[Stored dataset items]
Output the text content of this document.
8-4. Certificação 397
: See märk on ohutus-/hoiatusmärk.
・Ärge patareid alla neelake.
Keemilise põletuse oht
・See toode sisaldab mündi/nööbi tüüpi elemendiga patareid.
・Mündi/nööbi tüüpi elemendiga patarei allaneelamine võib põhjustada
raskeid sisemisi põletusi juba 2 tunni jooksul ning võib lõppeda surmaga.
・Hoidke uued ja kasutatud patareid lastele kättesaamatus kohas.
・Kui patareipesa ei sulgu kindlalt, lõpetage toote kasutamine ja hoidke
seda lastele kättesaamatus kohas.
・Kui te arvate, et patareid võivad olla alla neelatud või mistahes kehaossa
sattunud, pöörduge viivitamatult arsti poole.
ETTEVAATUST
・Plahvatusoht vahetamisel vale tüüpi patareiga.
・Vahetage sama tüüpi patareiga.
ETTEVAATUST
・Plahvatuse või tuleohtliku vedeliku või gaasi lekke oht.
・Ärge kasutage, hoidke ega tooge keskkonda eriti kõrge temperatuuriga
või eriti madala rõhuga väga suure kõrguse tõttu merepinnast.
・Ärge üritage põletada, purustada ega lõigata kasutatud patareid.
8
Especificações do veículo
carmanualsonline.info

WHAT TO DO:
Report only the count of lines that include the string "kohas".

RESPONSE TO THIS EXERCISE:
2